Stored records
**********

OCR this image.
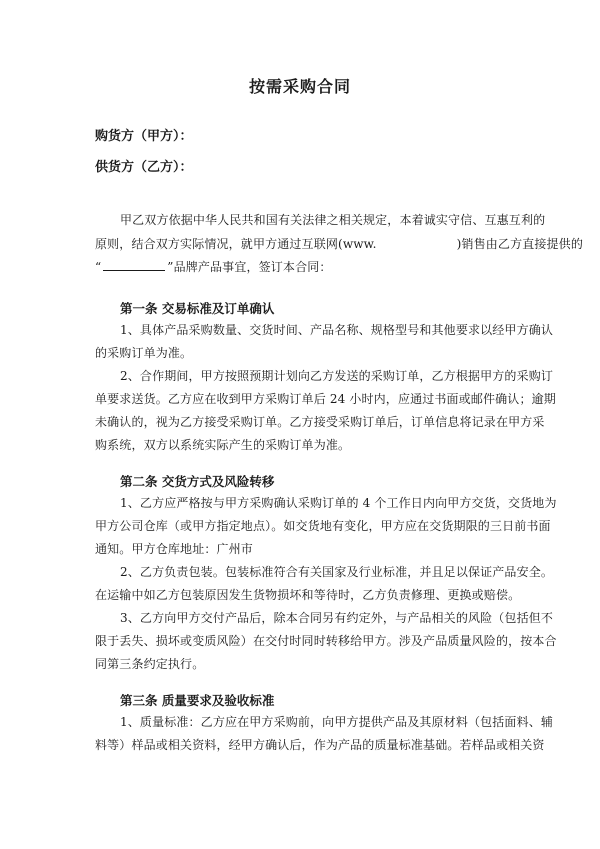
按需采购合同
购货方（甲方）：
供货方（乙方）：
甲乙双方依据中华人民共和国有关法律之相关规定，本着诚实守信、互惠互利的
原则，结合双方实际情况，就甲方通过互联网(www.	)销售由乙方直接提供的
“	”品牌产品事宜，签订本合同：
第一条 交易标准及订单确认
1、具体产品采购数量、交货时间、产品名称、规格型号和其他要求以经甲方确认
的采购订单为准。
2、合作期间，甲方按照预期计划向乙方发送的采购订单，乙方根据甲方的采购订
单要求送货。乙方应在收到甲方采购订单后 24 小时内，应通过书面或邮件确认；逾期
未确认的，视为乙方接受采购订单。乙方接受采购订单后，订单信息将记录在甲方采
购系统，双方以系统实际产生的采购订单为准。
第二条 交货方式及风险转移
1、乙方应严格按与甲方采购确认采购订单的 4 个工作日内向甲方交货，交货地为
甲方公司仓库（或甲方指定地点）。如交货地有变化，甲方应在交货期限的三日前书面
通知。甲方仓库地址：广州市
2、乙方负责包装。包装标准符合有关国家及行业标准，并且足以保证产品安全。
在运输中如乙方包装原因发生货物损坏和等待时，乙方负责修理、更换或赔偿。
3、乙方向甲方交付产品后，除本合同另有约定外，与产品相关的风险（包括但不
限于丢失、损坏或变质风险）在交付时同时转移给甲方。涉及产品质量风险的，按本合
同第三条约定执行。
第三条 质量要求及验收标准
1、质量标准：乙方应在甲方采购前，向甲方提供产品及其原材料（包括面料、辅
料等）样品或相关资料，经甲方确认后，作为产品的质量标准基础。若样品或相关资
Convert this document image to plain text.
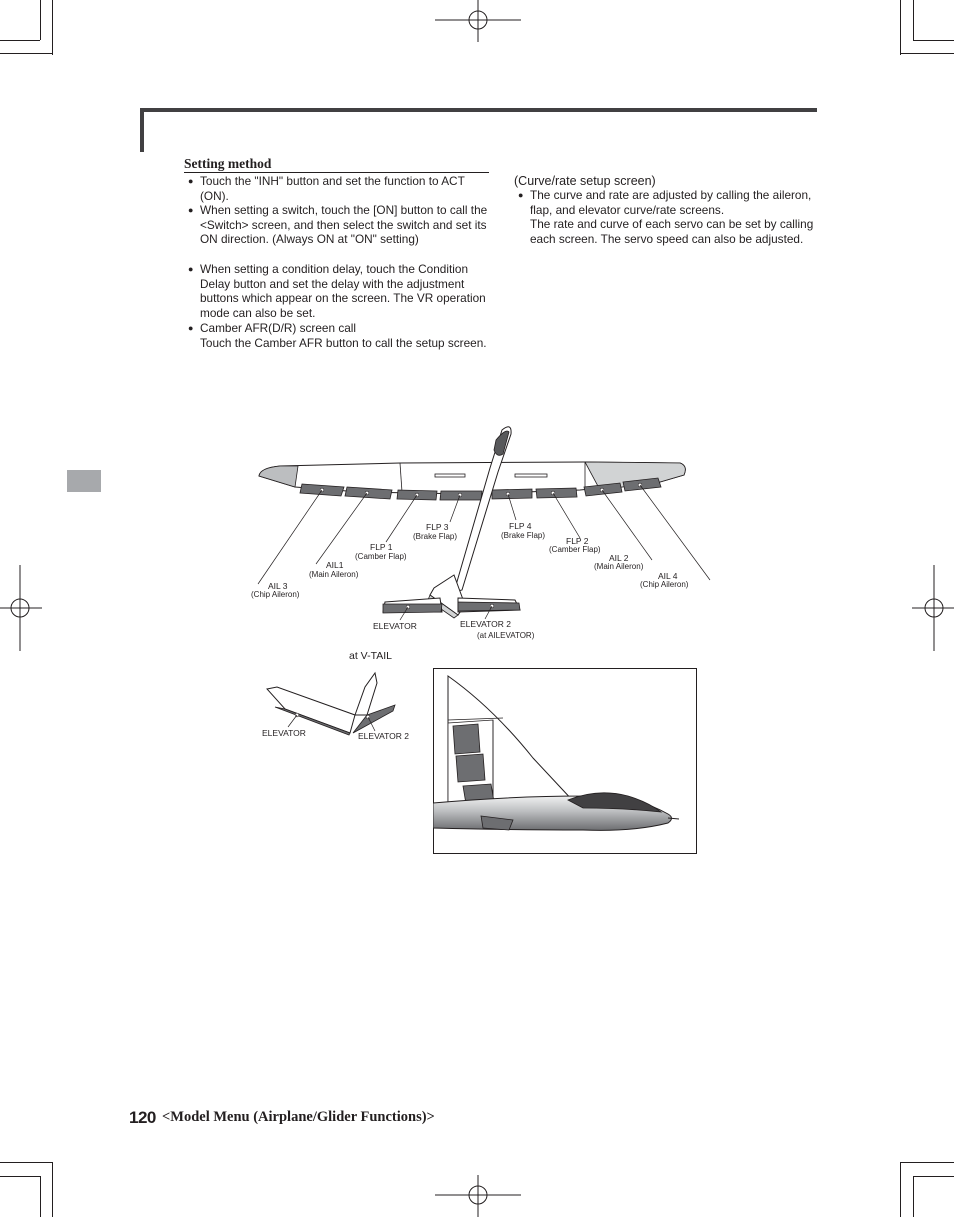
Setting method
● Touch the "INH" button and set the function to ACT (ON).
● When setting a switch, touch the [ON] button to call the <Switch> screen, and then select the switch and set its ON direction. (Always ON at "ON" setting)
● When setting a condition delay, touch the Condition Delay button and set the delay with the adjustment buttons which appear on the screen. The VR operation mode can also be set.
● Camber AFR(D/R) screen call
Touch the Camber AFR button to call the setup screen.
(Curve/rate setup screen)
● The curve and rate are adjusted by calling the aileron, flap, and elevator curve/rate screens.
The rate and curve of each servo can be set by calling each screen. The servo speed can also be adjusted.
AIL 3
(Chip Aileron)
AIL1
(Main Aileron)
FLP 1
(Camber Flap)
FLP 3
(Brake Flap)
FLP 4
(Brake Flap)
FLP 2
(Camber Flap)
AIL 2
(Main Aileron)
AIL 4
(Chip Aileron)
ELEVATOR	ELEVATOR 2
(at AILEVATOR)
at V-TAIL
ELEVATOR	ELEVATOR 2
120 <Model Menu (Airplane/Glider Functions)>
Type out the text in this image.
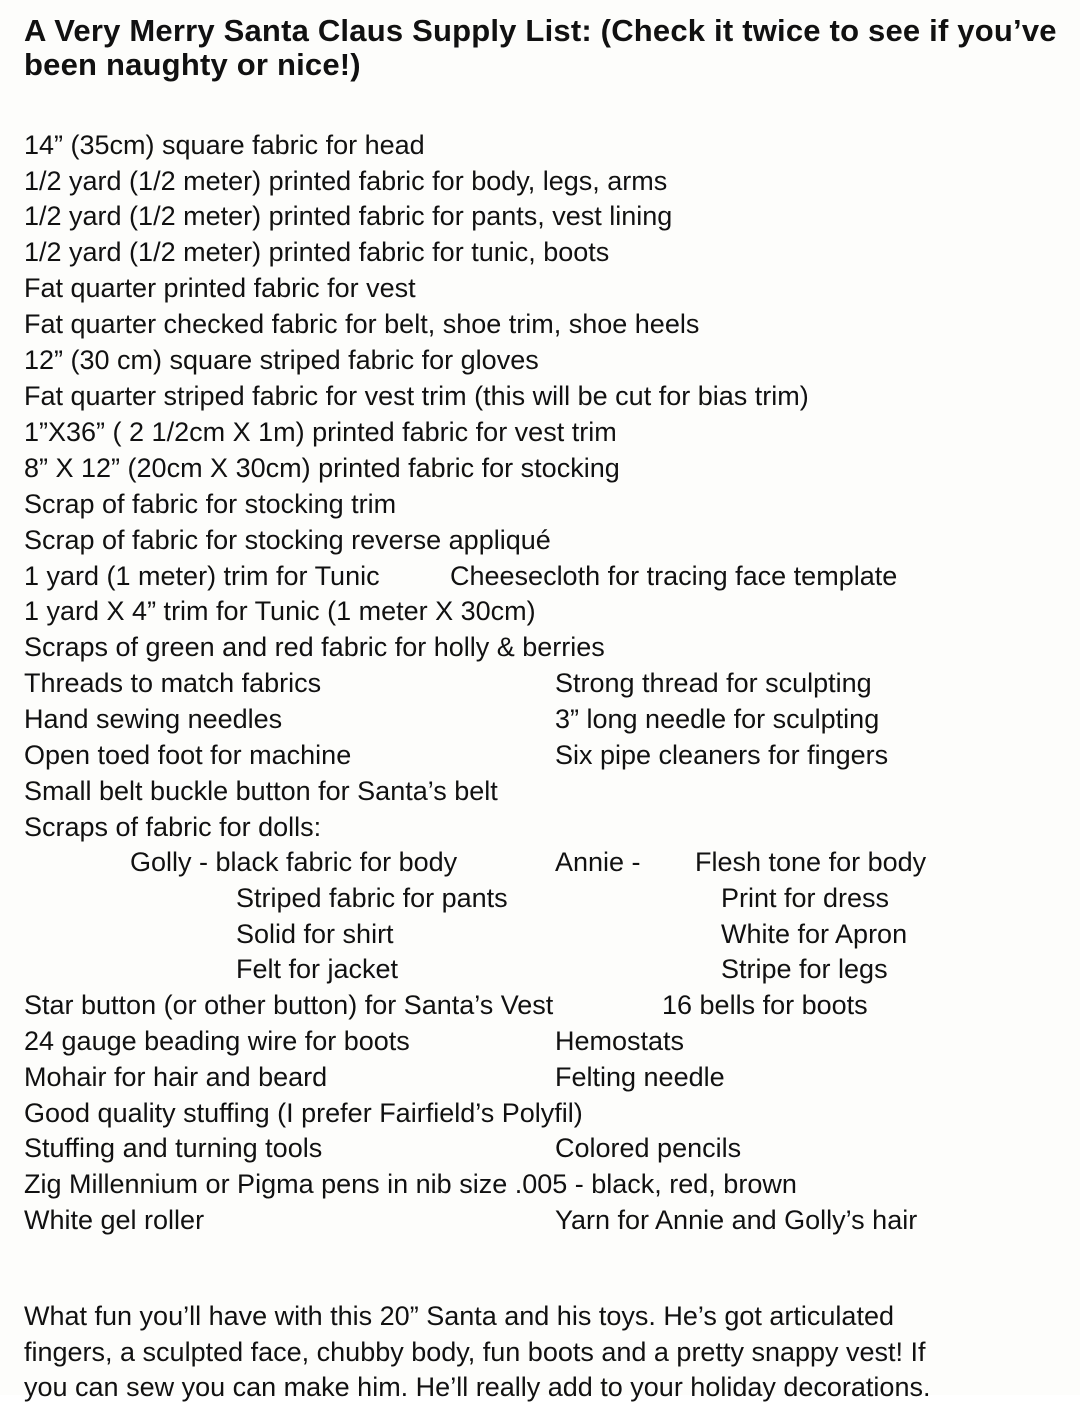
A Very Merry Santa Claus Supply List: (Check it twice to see if you’ve been naughty or nice!)
14” (35cm) square fabric for head
1/2 yard (1/2 meter) printed fabric for body, legs, arms
1/2 yard (1/2 meter) printed fabric for pants, vest lining
1/2 yard (1/2 meter) printed fabric for tunic, boots
Fat quarter printed fabric for vest
Fat quarter checked fabric for belt, shoe trim, shoe heels
12” (30 cm) square striped fabric for gloves
Fat quarter striped fabric for vest trim (this will be cut for bias trim)
1”X36” ( 2 1/2cm X 1m) printed fabric for vest trim
8” X 12” (20cm X 30cm) printed fabric for stocking
Scrap of fabric for stocking trim
Scrap of fabric for stocking reverse appliqué
1 yard (1 meter) trim for Tunic	Cheesecloth for tracing face template
1 yard X 4” trim for Tunic (1 meter X 30cm)
Scraps of green and red fabric for holly & berries
Threads to match fabrics	Strong thread for sculpting
Hand sewing needles	3” long needle for sculpting
Open toed foot for machine	Six pipe cleaners for fingers
Small belt buckle button for Santa’s belt
Scraps of fabric for dolls:
Golly - black fabric for body	Annie - Flesh tone for body
Striped fabric for pants	Print for dress
Solid for shirt	White for Apron
Felt for jacket	Stripe for legs
Star button (or other button) for Santa’s Vest	16 bells for boots
24 gauge beading wire for boots	Hemostats
Mohair for hair and beard	Felting needle
Good quality stuffing (I prefer Fairfield’s Polyfil)
Stuffing and turning tools	Colored pencils
Zig Millennium or Pigma pens in nib size .005 - black, red, brown
White gel roller	Yarn for Annie and Golly’s hair

What fun you’ll have with this 20” Santa and his toys. He’s got articulated
fingers, a sculpted face, chubby body, fun boots and a pretty snappy vest! If
you can sew you can make him. He’ll really add to your holiday decorations.
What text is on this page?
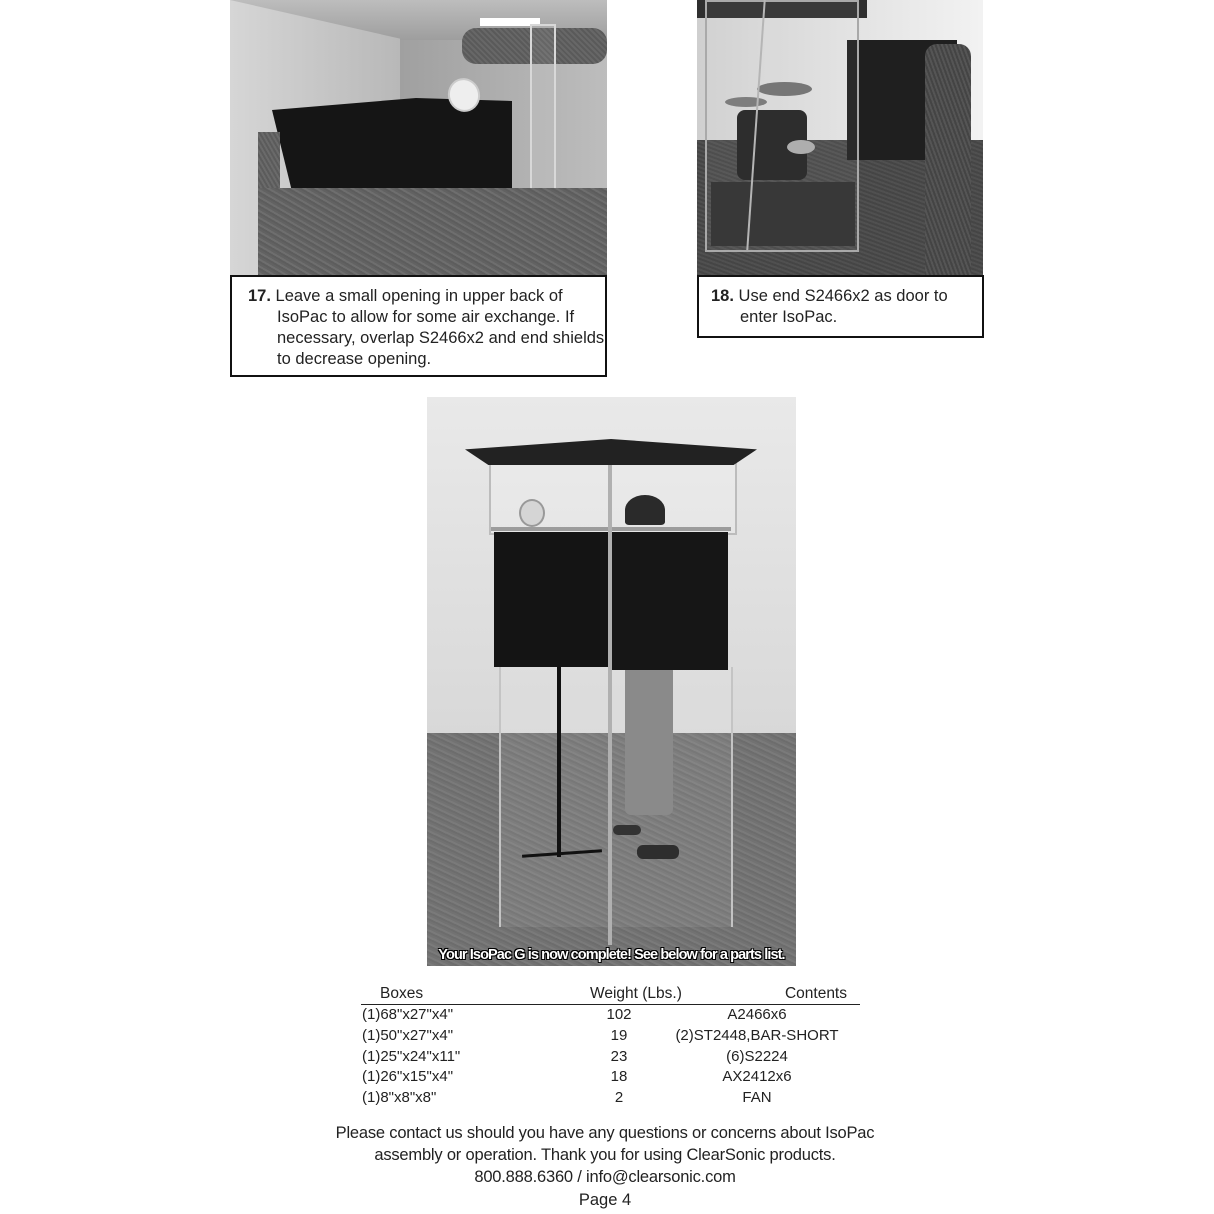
17. Leave a small opening in upper back of
IsoPac to allow for some air exchange. If
necessary, overlap S2466x2 and end shields
to decrease opening.
18. Use end S2466x2 as door to
enter IsoPac.
Your IsoPac G is now complete! See below for a parts list.
Boxes	Weight (Lbs.)	Contents
(1)68"x27"x4"	102	A2466x6
(1)50"x27"x4"	19	(2)ST2448,BAR-SHORT
(1)25"x24"x11"	23	(6)S2224
(1)26"x15"x4"	18	AX2412x6
(1)8"x8"x8"	2	FAN
Please contact us should you have any questions or concerns about IsoPac
assembly or operation. Thank you for using ClearSonic products.
800.888.6360 / info@clearsonic.com
Page 4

**********

Your instructions »
Repeat the preceding records precisely, and leave every picture out of the copy.

The answer »
OCR this image.
按需采购合同
购货方（甲方）：
供货方（乙方）：
甲乙双方依据中华人民共和国有关法律之相关规定，本着诚实守信、互惠互利的
原则，结合双方实际情况，就甲方通过互联网(www.	)销售由乙方直接提供的
“	”品牌产品事宜，签订本合同：
第一条 交易标准及订单确认
1、具体产品采购数量、交货时间、产品名称、规格型号和其他要求以经甲方确认
的采购订单为准。
2、合作期间，甲方按照预期计划向乙方发送的采购订单，乙方根据甲方的采购订
单要求送货。乙方应在收到甲方采购订单后 24 小时内，应通过书面或邮件确认；逾期
未确认的，视为乙方接受采购订单。乙方接受采购订单后，订单信息将记录在甲方采
购系统，双方以系统实际产生的采购订单为准。
第二条 交货方式及风险转移
1、乙方应严格按与甲方采购确认采购订单的 4 个工作日内向甲方交货，交货地为
甲方公司仓库（或甲方指定地点）。如交货地有变化，甲方应在交货期限的三日前书面
通知。甲方仓库地址：广州市
2、乙方负责包装。包装标准符合有关国家及行业标准，并且足以保证产品安全。
在运输中如乙方包装原因发生货物损坏和等待时，乙方负责修理、更换或赔偿。
3、乙方向甲方交付产品后，除本合同另有约定外，与产品相关的风险（包括但不
限于丢失、损坏或变质风险）在交付时同时转移给甲方。涉及产品质量风险的，按本合
同第三条约定执行。
第三条 质量要求及验收标准
1、质量标准：乙方应在甲方采购前，向甲方提供产品及其原材料（包括面料、辅
料等）样品或相关资料，经甲方确认后，作为产品的质量标准基础。若样品或相关资
Convert this document image to plain text.
Setting method
● Touch the "INH" button and set the function to ACT (ON).
● When setting a switch, touch the [ON] button to call the <Switch> screen, and then select the switch and set its ON direction. (Always ON at "ON" setting)
● When setting a condition delay, touch the Condition Delay button and set the delay with the adjustment buttons which appear on the screen. The VR operation mode can also be set.
● Camber AFR(D/R) screen call
Touch the Camber AFR button to call the setup screen.
(Curve/rate setup screen)
● The curve and rate are adjusted by calling the aileron, flap, and elevator curve/rate screens.
The rate and curve of each servo can be set by calling each screen. The servo speed can also be adjusted.
AIL 3
(Chip Aileron)
AIL1
(Main Aileron)
FLP 1
(Camber Flap)
FLP 3
(Brake Flap)
FLP 4
(Brake Flap)
FLP 2
(Camber Flap)
AIL 2
(Main Aileron)
AIL 4
(Chip Aileron)
ELEVATOR	ELEVATOR 2
(at AILEVATOR)
at V-TAIL
ELEVATOR	ELEVATOR 2
120 <Model Menu (Airplane/Glider Functions)>
Type out the text in this image.
A Very Merry Santa Claus Supply List: (Check it twice to see if you’ve been naughty or nice!)
14” (35cm) square fabric for head
1/2 yard (1/2 meter) printed fabric for body, legs, arms
1/2 yard (1/2 meter) printed fabric for pants, vest lining
1/2 yard (1/2 meter) printed fabric for tunic, boots
Fat quarter printed fabric for vest
Fat quarter checked fabric for belt, shoe trim, shoe heels
12” (30 cm) square striped fabric for gloves
Fat quarter striped fabric for vest trim (this will be cut for bias trim)
1”X36” ( 2 1/2cm X 1m) printed fabric for vest trim
8” X 12” (20cm X 30cm) printed fabric for stocking
Scrap of fabric for stocking trim
Scrap of fabric for stocking reverse appliqué
1 yard (1 meter) trim for Tunic	Cheesecloth for tracing face template
1 yard X 4” trim for Tunic (1 meter X 30cm)
Scraps of green and red fabric for holly & berries
Threads to match fabrics	Strong thread for sculpting
Hand sewing needles	3” long needle for sculpting
Open toed foot for machine	Six pipe cleaners for fingers
Small belt buckle button for Santa’s belt
Scraps of fabric for dolls:
Golly - black fabric for body	Annie - Flesh tone for body
Striped fabric for pants	Print for dress
Solid for shirt	White for Apron
Felt for jacket	Stripe for legs
Star button (or other button) for Santa’s Vest	16 bells for boots
24 gauge beading wire for boots	Hemostats
Mohair for hair and beard	Felting needle
Good quality stuffing (I prefer Fairfield’s Polyfil)
Stuffing and turning tools	Colored pencils
Zig Millennium or Pigma pens in nib size .005 - black, red, brown
White gel roller	Yarn for Annie and Golly’s hair

What fun you’ll have with this 20” Santa and his toys. He’s got articulated
fingers, a sculpted face, chubby body, fun boots and a pretty snappy vest! If
you can sew you can make him. He’ll really add to your holiday decorations.
What text is on this page?
17. Leave a small opening in upper back of
IsoPac to allow for some air exchange. If
necessary, overlap S2466x2 and end shields
to decrease opening.
18. Use end S2466x2 as door to
enter IsoPac.
Your IsoPac G is now complete! See below for a parts list.
Boxes	Weight (Lbs.)	Contents
(1)68"x27"x4"	102	A2466x6
(1)50"x27"x4"	19	(2)ST2448,BAR-SHORT
(1)25"x24"x11"	23	(6)S2224
(1)26"x15"x4"	18	AX2412x6
(1)8"x8"x8"	2	FAN
Please contact us should you have any questions or concerns about IsoPac
assembly or operation. Thank you for using ClearSonic products.
800.888.6360 / info@clearsonic.com
Page 4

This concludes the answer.